> _WORK TASK 1_
Answer these questions from the predictive modeling flashcards, one line each, marked (a), (b) and (c).
(a) According to the card on choosing a model, what may be used instead of ordinary regression methods when the equation cannot be transformed into a linear form?
(b) What is the first step of the data warehousing process?
(c) On the card about model quality, what does "Parsimony" require a model to do?
> _WORK TASK 2_
Translate this sentence from the predictive modeling flashcards into Spanish: "A more valid measure may be Adjusted R^2 = 1 - (1 - R^2) * (N - 1) / (N - k - 1), where N = # of observations and k = # of parameters."
> _WORK TASK 3_
Carry the predictive modeling flashcards forward from their last line.

> _READING PASSAGE_
--------------------

Predictive Modeling Flashcards

Question 1

Q

Factors for choosing the right predictive model (151)

Answer

A

Correlation structure - more complicated models may be needed for data containing correlated variables
Purposed of the analysis
The nature of the available data
Characteristics of the outcome variable (eg, quantitative vs. qualitative, unrestricted vs. truncated, binary choice vs. unrestricted choice)
Distribution of the outcome variable (eg, normal vs. skewed)
Functional relationship (eg, linear vs. non-linear) - when the equation cannot be transformed into a linear form, iterative processes or a maximum likelihood procedure may be used instead of ordinary regression methods
Complex decision model - whether a single equation model is sufficient or a simultaneous equation model is needed (if there is more than one dependent variable)

Question 2

Q

Steps of the data warehousing process (152)

Answer

A

Identify which patients to include in the dataset
Identify which data elements to merge with the patient list
Identify what the data says about the patient (eg, create flags that describe the patient’s health and risk status)
Attach the derived variables and flags to the patient identifiers to create a picture of the patient history

Question 3

Q

Characteristics for assessing the quality of a model (152)

Answer

A

Parsimony - should introduce as few variables as are necessary to produce the desired results
Identifiability - if there are more dependent variables than independent equations, then issues such as bias will result
Goodness of fit - variations in the outcomes variable should be explained to a high degree by the explanatory variables (measured by R^2 and other statistics)
Theoretical consistency - results should be consistent with the analyst’s prior knowledge of the relationships between variables
Predictive power - should predict well when applied to data that was not used in building the model

Question 4

Q

Statistics for determining whether a model is good (153)

Answer

A

R^2 - measures how much of the variation in the dependent variable is explained by the variation in the independent variables. A more valid measure may be Adjusted R^2 = 1 - (1 - R^2) * (N - 1) / (N - k - 1), where N = # of observations and k = # of parameters.

--------------------

> _AVAILABLE DATA_
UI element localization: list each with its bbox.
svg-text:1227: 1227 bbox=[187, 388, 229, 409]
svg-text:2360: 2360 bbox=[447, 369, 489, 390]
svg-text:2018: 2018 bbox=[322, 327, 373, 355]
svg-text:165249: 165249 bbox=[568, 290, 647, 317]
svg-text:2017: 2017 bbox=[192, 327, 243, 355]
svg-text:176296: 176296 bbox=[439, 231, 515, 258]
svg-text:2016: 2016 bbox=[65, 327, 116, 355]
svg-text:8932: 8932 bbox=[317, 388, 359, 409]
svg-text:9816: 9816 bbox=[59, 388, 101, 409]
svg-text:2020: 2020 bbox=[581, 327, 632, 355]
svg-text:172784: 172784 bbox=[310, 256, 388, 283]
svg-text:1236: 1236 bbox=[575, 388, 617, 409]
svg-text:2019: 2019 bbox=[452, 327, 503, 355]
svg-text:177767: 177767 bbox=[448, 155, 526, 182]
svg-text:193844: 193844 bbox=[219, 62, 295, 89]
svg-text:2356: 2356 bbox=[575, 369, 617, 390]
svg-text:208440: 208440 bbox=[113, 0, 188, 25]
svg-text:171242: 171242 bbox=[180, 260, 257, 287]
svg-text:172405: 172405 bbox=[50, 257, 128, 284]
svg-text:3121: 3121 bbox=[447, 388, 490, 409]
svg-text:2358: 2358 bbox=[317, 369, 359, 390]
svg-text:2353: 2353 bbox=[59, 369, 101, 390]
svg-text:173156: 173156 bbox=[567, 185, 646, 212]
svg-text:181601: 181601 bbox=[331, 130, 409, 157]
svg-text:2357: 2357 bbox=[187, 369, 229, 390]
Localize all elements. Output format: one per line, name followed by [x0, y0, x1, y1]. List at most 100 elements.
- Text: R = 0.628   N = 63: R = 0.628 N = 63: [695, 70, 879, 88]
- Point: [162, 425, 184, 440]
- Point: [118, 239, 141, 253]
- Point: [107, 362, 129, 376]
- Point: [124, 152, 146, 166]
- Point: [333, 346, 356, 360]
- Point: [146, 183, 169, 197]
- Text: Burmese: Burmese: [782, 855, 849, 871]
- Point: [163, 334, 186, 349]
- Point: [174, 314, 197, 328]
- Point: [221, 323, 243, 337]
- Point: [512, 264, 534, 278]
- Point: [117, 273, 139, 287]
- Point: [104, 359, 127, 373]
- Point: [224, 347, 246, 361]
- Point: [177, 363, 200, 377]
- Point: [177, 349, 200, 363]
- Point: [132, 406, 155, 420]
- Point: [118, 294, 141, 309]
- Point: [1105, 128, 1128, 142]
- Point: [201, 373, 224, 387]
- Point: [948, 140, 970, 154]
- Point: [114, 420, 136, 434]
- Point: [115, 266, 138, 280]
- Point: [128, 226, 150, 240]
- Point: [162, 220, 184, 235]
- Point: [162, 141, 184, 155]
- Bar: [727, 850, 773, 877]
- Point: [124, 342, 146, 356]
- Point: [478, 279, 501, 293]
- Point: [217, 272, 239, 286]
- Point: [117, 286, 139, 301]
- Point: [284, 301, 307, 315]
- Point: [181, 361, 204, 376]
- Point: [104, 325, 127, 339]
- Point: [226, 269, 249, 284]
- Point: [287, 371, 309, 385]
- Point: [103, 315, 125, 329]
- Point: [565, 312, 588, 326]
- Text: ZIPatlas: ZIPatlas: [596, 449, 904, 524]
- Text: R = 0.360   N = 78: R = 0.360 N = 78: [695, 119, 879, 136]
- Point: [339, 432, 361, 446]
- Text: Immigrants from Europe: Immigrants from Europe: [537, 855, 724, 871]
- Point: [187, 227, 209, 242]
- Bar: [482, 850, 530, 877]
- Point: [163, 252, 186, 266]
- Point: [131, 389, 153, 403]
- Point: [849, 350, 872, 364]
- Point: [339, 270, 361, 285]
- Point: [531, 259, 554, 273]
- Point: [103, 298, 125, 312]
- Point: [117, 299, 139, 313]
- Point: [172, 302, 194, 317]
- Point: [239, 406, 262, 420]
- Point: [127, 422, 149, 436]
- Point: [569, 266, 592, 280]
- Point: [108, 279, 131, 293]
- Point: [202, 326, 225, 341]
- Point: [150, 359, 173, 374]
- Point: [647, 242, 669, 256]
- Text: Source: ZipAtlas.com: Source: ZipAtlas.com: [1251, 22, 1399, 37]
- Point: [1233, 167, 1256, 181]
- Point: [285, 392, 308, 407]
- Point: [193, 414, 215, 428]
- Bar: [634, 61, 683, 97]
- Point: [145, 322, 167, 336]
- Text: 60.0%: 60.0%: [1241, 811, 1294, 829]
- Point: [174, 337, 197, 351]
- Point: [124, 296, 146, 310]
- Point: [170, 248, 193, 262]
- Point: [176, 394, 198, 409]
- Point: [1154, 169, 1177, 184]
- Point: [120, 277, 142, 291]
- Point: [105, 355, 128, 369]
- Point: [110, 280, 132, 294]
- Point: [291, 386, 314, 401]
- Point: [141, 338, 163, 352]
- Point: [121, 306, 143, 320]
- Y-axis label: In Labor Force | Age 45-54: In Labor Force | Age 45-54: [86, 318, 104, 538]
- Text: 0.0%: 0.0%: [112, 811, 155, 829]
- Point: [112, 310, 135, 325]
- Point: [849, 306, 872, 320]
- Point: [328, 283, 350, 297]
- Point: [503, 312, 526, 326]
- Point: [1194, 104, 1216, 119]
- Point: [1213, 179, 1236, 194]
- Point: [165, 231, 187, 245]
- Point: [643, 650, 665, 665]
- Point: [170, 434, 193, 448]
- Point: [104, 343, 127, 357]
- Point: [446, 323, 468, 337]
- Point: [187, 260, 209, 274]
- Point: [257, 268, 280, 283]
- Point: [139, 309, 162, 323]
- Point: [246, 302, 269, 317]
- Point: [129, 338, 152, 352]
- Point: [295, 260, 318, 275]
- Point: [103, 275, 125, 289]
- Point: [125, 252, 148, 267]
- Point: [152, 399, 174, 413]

--------------------

> _EXERCISE OUTPUT 1_
(a) Iterative processes or a maximum likelihood procedure.
(b) Identify which patients to include in the dataset.
(c) Introduce as few variables as are necessary to produce the desired results.

> _EXERCISE OUTPUT 2_
Una medida más válida puede ser el R^2 ajustado = 1 - (1 - R^2) * (N - 1) / (N - k - 1), donde N = número de observaciones y k = número de parámetros.

> _EXERCISE OUTPUT 3_
Regression coefficients - examine the signs of the parameter estimates to ensure they make sense, then determine whether the value of the parameter estimate is statistically significant (using t distribution)
F-Test - ratio of variance explained by the model divided by unexplained or error variance
Statistics used for logistic models:
a. Hosmer-Lemeshow statistic
b. Somers’ D statistic
c. C-statistic
Multicollinearity - occurs when a linear relationship exists between the independent variables. May be addressed by removing one of the collinear variables.
Heteroscedasticity - occurs when the error terms do not have a constant variance
Autocorrelation - occurs when there is a correlation to the error term in the regression function

Question 5

Q

Re-sampling methods for validating a model (154)

Answer

A

These approaches help test the model’s predictive power

Bootstrap - the sampling distribution of an estimator is estimated by sampling with replacement from an original sample
Jackknife - the estimate of a statistic is systematically re-computed, leaving out one observation at a time from the sample set
Cross-validation - subsets of data are held out for use as validating sets
Permutation test - a reference distribution is obtained by calculating all possible values of the test statistic under rearrangements of the labels on the observed data points

(5 cards)